▸ Exercise
Quote the data below in full, please, without altering anything.

Data excerpts
◇ ◇ ◇ ◇

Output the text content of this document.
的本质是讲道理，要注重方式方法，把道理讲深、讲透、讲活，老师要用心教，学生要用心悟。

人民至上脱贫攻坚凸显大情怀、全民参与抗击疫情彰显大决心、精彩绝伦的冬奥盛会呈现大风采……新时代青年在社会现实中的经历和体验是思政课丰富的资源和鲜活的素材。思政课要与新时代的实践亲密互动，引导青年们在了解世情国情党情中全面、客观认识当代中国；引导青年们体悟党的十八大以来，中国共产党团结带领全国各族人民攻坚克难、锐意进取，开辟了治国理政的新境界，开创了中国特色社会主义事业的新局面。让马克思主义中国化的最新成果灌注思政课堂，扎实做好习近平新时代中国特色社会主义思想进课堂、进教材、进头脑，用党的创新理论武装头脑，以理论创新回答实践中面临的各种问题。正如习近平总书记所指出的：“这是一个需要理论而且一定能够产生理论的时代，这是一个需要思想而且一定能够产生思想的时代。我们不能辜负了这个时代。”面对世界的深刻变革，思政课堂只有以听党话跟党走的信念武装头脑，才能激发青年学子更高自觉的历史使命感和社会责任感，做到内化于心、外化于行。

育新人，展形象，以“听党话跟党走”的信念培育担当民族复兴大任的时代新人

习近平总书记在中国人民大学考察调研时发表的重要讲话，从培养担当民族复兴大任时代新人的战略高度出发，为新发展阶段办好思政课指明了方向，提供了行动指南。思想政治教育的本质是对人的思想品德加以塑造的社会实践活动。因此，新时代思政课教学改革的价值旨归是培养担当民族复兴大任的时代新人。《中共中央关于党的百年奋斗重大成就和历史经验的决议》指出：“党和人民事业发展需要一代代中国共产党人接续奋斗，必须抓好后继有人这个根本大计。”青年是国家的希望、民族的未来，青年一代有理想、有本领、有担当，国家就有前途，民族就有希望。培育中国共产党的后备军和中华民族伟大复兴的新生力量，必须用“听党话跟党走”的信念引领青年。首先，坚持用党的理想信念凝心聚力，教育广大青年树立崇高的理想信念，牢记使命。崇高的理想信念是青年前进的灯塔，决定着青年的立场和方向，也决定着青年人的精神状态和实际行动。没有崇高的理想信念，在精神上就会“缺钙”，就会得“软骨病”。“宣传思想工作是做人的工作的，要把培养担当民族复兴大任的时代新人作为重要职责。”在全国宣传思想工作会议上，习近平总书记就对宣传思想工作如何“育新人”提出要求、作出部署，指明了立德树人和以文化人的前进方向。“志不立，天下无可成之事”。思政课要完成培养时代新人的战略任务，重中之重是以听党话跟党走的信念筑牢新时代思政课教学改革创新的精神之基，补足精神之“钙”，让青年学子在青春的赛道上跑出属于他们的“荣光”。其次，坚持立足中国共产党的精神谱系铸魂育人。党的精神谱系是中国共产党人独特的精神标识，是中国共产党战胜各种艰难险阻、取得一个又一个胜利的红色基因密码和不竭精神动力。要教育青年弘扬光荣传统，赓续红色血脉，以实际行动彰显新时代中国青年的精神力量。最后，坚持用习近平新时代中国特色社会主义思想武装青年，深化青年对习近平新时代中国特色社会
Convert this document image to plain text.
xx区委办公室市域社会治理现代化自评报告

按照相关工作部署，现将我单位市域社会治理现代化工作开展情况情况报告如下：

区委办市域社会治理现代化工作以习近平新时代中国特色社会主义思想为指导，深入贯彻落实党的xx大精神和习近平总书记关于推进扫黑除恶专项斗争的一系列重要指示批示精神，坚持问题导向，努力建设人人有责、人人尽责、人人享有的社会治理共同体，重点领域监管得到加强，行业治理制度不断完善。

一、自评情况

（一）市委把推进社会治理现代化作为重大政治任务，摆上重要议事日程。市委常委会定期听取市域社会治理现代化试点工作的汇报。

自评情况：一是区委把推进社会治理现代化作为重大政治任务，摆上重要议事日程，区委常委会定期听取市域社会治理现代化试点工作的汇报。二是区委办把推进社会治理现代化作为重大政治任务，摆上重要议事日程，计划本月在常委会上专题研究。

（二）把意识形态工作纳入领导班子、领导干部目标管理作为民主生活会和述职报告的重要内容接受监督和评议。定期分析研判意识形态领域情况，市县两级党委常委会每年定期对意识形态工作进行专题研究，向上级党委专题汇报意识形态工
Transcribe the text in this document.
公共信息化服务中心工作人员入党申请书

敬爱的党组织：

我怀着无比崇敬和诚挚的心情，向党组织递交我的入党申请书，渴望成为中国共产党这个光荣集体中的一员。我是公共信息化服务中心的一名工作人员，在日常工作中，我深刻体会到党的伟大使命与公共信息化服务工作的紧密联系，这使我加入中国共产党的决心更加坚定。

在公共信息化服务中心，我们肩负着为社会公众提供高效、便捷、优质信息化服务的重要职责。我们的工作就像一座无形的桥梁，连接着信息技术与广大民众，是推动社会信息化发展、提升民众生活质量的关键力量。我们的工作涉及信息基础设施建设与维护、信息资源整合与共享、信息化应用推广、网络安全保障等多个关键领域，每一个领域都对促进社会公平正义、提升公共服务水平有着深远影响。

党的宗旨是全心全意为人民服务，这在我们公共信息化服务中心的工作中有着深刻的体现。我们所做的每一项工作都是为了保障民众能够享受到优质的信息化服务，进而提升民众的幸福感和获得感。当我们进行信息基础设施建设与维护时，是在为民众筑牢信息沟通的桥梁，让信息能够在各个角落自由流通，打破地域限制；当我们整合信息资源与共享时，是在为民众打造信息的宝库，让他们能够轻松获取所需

◇ ◇ ◇ ◇

▸ Task result
Output the text content of this document.
的本质是讲道理，要注重方式方法，把道理讲深、讲透、讲活，老师要用心教，学生要用心悟。

人民至上脱贫攻坚凸显大情怀、全民参与抗击疫情彰显大决心、精彩绝伦的冬奥盛会呈现大风采……新时代青年在社会现实中的经历和体验是思政课丰富的资源和鲜活的素材。思政课要与新时代的实践亲密互动，引导青年们在了解世情国情党情中全面、客观认识当代中国；引导青年们体悟党的十八大以来，中国共产党团结带领全国各族人民攻坚克难、锐意进取，开辟了治国理政的新境界，开创了中国特色社会主义事业的新局面。让马克思主义中国化的最新成果灌注思政课堂，扎实做好习近平新时代中国特色社会主义思想进课堂、进教材、进头脑，用党的创新理论武装头脑，以理论创新回答实践中面临的各种问题。正如习近平总书记所指出的：“这是一个需要理论而且一定能够产生理论的时代，这是一个需要思想而且一定能够产生思想的时代。我们不能辜负了这个时代。”面对世界的深刻变革，思政课堂只有以听党话跟党走的信念武装头脑，才能激发青年学子更高自觉的历史使命感和社会责任感，做到内化于心、外化于行。

育新人，展形象，以“听党话跟党走”的信念培育担当民族复兴大任的时代新人

习近平总书记在中国人民大学考察调研时发表的重要讲话，从培养担当民族复兴大任时代新人的战略高度出发，为新发展阶段办好思政课指明了方向，提供了行动指南。思想政治教育的本质是对人的思想品德加以塑造的社会实践活动。因此，新时代思政课教学改革的价值旨归是培养担当民族复兴大任的时代新人。《中共中央关于党的百年奋斗重大成就和历史经验的决议》指出：“党和人民事业发展需要一代代中国共产党人接续奋斗，必须抓好后继有人这个根本大计。”青年是国家的希望、民族的未来，青年一代有理想、有本领、有担当，国家就有前途，民族就有希望。培育中国共产党的后备军和中华民族伟大复兴的新生力量，必须用“听党话跟党走”的信念引领青年。首先，坚持用党的理想信念凝心聚力，教育广大青年树立崇高的理想信念，牢记使命。崇高的理想信念是青年前进的灯塔，决定着青年的立场和方向，也决定着青年人的精神状态和实际行动。没有崇高的理想信念，在精神上就会“缺钙”，就会得“软骨病”。“宣传思想工作是做人的工作的，要把培养担当民族复兴大任的时代新人作为重要职责。”在全国宣传思想工作会议上，习近平总书记就对宣传思想工作如何“育新人”提出要求、作出部署，指明了立德树人和以文化人的前进方向。“志不立，天下无可成之事”。思政课要完成培养时代新人的战略任务，重中之重是以听党话跟党走的信念筑牢新时代思政课教学改革创新的精神之基，补足精神之“钙”，让青年学子在青春的赛道上跑出属于他们的“荣光”。其次，坚持立足中国共产党的精神谱系铸魂育人。党的精神谱系是中国共产党人独特的精神标识，是中国共产党战胜各种艰难险阻、取得一个又一个胜利的红色基因密码和不竭精神动力。要教育青年弘扬光荣传统，赓续红色血脉，以实际行动彰显新时代中国青年的精神力量。最后，坚持用习近平新时代中国特色社会主义思想武装青年，深化青年对习近平新时代中国特色社会
Convert this document image to plain text.
xx区委办公室市域社会治理现代化自评报告

按照相关工作部署，现将我单位市域社会治理现代化工作开展情况情况报告如下：

区委办市域社会治理现代化工作以习近平新时代中国特色社会主义思想为指导，深入贯彻落实党的xx大精神和习近平总书记关于推进扫黑除恶专项斗争的一系列重要指示批示精神，坚持问题导向，努力建设人人有责、人人尽责、人人享有的社会治理共同体，重点领域监管得到加强，行业治理制度不断完善。

一、自评情况

（一）市委把推进社会治理现代化作为重大政治任务，摆上重要议事日程。市委常委会定期听取市域社会治理现代化试点工作的汇报。

自评情况：一是区委把推进社会治理现代化作为重大政治任务，摆上重要议事日程，区委常委会定期听取市域社会治理现代化试点工作的汇报。二是区委办把推进社会治理现代化作为重大政治任务，摆上重要议事日程，计划本月在常委会上专题研究。

（二）把意识形态工作纳入领导班子、领导干部目标管理作为民主生活会和述职报告的重要内容接受监督和评议。定期分析研判意识形态领域情况，市县两级党委常委会每年定期对意识形态工作进行专题研究，向上级党委专题汇报意识形态工
Transcribe the text in this document.
公共信息化服务中心工作人员入党申请书

敬爱的党组织：

我怀着无比崇敬和诚挚的心情，向党组织递交我的入党申请书，渴望成为中国共产党这个光荣集体中的一员。我是公共信息化服务中心的一名工作人员，在日常工作中，我深刻体会到党的伟大使命与公共信息化服务工作的紧密联系，这使我加入中国共产党的决心更加坚定。

在公共信息化服务中心，我们肩负着为社会公众提供高效、便捷、优质信息化服务的重要职责。我们的工作就像一座无形的桥梁，连接着信息技术与广大民众，是推动社会信息化发展、提升民众生活质量的关键力量。我们的工作涉及信息基础设施建设与维护、信息资源整合与共享、信息化应用推广、网络安全保障等多个关键领域，每一个领域都对促进社会公平正义、提升公共服务水平有着深远影响。

党的宗旨是全心全意为人民服务，这在我们公共信息化服务中心的工作中有着深刻的体现。我们所做的每一项工作都是为了保障民众能够享受到优质的信息化服务，进而提升民众的幸福感和获得感。当我们进行信息基础设施建设与维护时，是在为民众筑牢信息沟通的桥梁，让信息能够在各个角落自由流通，打破地域限制；当我们整合信息资源与共享时，是在为民众打造信息的宝库，让他们能够轻松获取所需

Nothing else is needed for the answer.